··· ENTRIES SUPPLIED

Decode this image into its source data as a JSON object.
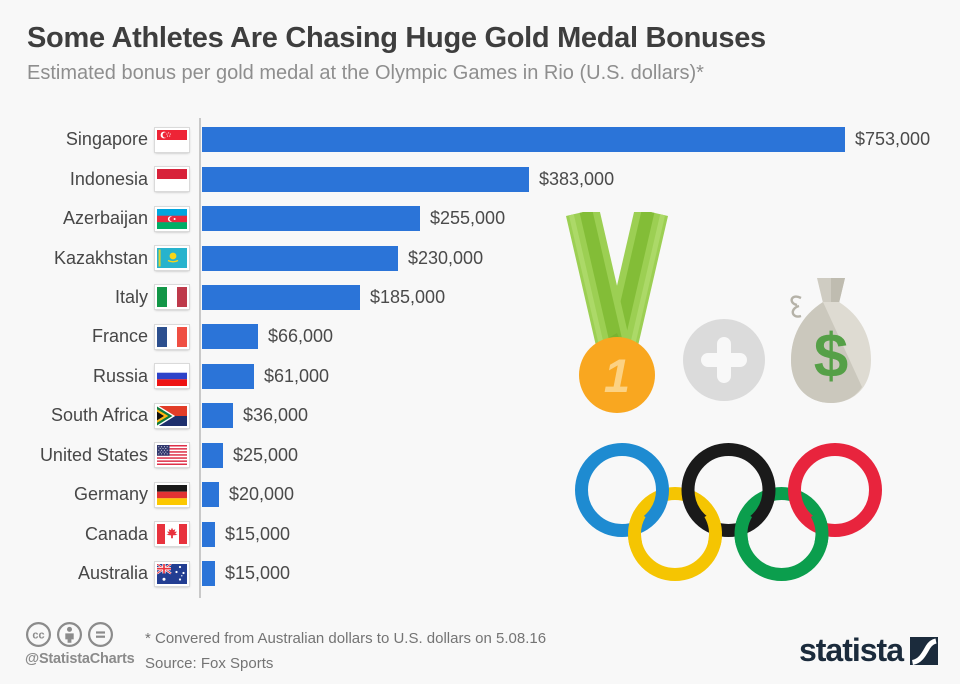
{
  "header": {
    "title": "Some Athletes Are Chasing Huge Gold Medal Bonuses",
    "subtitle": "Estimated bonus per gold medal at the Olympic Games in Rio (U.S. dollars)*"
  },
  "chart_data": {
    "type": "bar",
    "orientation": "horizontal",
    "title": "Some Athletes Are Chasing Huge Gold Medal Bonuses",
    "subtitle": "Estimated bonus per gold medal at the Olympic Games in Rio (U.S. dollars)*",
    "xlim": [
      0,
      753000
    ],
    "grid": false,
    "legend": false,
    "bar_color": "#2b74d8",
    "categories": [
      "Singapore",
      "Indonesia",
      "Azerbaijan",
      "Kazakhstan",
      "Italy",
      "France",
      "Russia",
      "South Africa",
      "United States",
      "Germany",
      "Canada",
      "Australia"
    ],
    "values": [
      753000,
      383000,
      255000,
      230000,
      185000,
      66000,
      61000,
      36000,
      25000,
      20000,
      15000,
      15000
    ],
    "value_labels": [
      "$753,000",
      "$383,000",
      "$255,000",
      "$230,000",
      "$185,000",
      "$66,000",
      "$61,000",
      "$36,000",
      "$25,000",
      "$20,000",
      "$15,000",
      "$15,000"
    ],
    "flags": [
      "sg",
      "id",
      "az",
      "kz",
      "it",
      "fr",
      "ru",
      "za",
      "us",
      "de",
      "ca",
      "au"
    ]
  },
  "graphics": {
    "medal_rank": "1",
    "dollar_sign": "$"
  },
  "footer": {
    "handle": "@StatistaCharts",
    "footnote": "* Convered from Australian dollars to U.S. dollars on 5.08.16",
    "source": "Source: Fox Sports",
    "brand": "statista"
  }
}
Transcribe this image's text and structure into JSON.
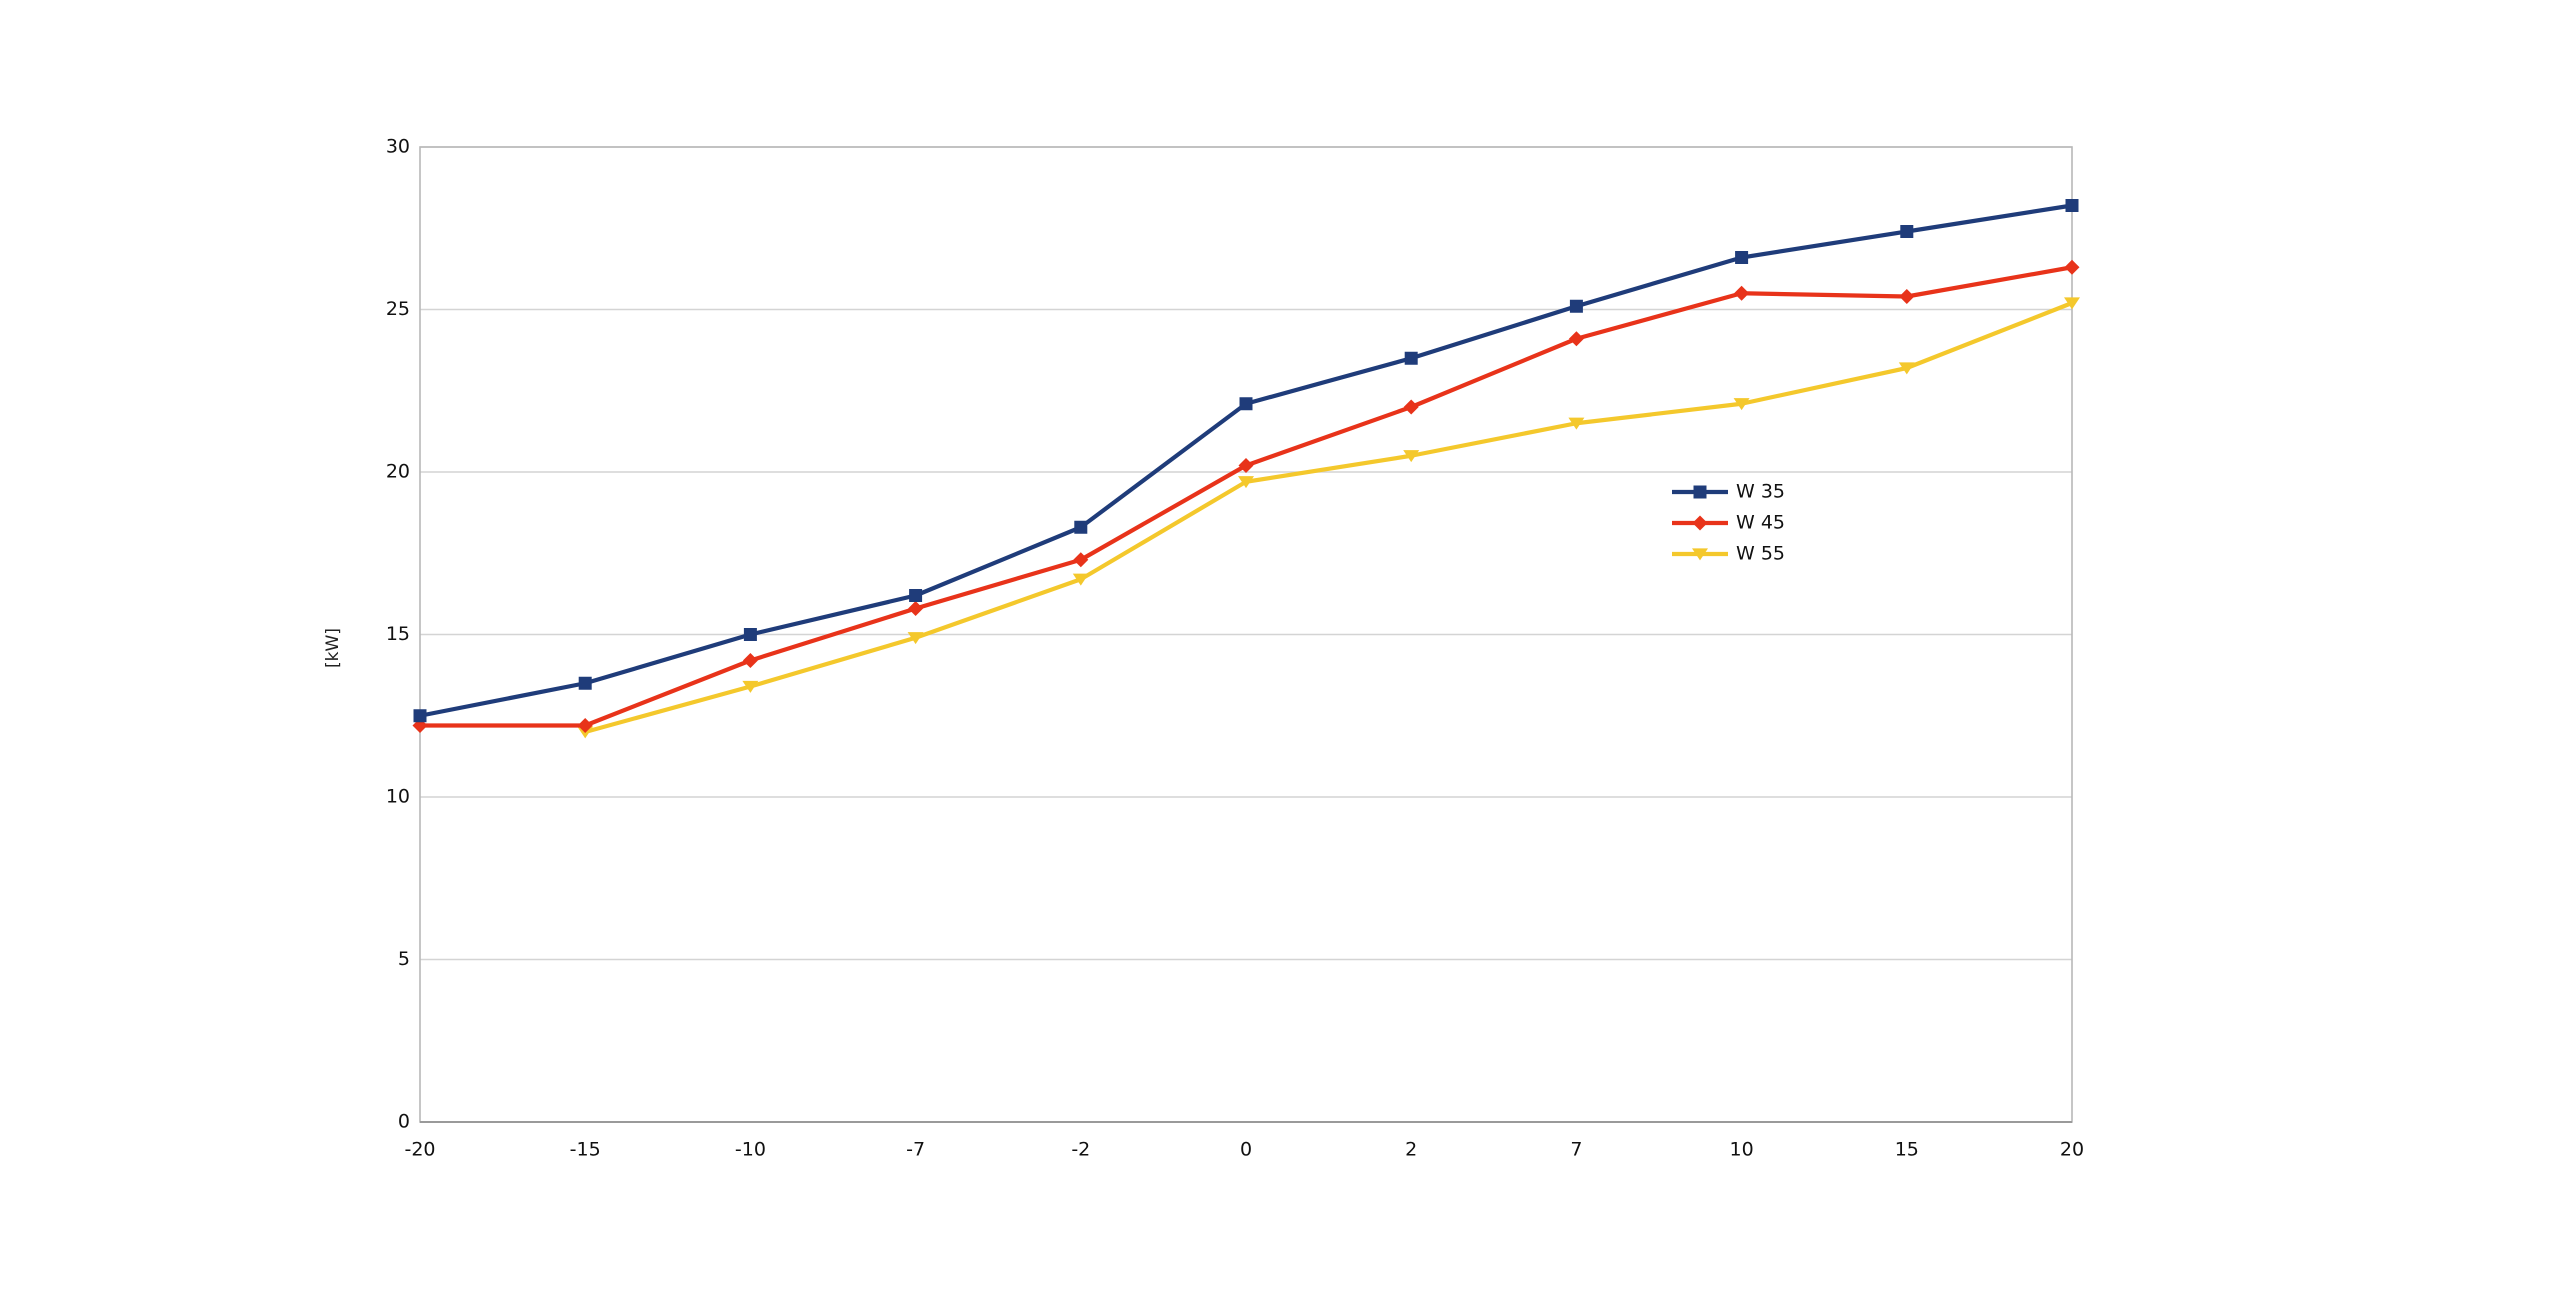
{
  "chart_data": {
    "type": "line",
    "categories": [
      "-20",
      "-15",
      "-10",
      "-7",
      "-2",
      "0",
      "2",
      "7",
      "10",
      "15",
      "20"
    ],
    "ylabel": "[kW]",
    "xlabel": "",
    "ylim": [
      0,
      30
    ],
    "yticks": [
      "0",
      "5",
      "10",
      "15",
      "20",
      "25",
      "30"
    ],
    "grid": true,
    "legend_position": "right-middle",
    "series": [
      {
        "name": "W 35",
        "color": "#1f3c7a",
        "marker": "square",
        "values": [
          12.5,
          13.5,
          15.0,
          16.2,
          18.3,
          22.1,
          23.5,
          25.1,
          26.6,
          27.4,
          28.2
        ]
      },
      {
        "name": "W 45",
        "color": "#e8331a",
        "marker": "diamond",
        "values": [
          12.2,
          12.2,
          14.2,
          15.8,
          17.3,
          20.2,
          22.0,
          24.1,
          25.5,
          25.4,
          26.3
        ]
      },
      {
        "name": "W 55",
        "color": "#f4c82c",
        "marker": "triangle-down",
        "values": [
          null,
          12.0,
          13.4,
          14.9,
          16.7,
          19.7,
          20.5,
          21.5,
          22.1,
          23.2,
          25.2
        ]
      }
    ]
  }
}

······

THE PROBLEM: Collect the complete line wherever the string "source" appears in the records.

OUTPUT:
Decode this image into its source data as a JSON object.
    "source": "Source: Fox Sports",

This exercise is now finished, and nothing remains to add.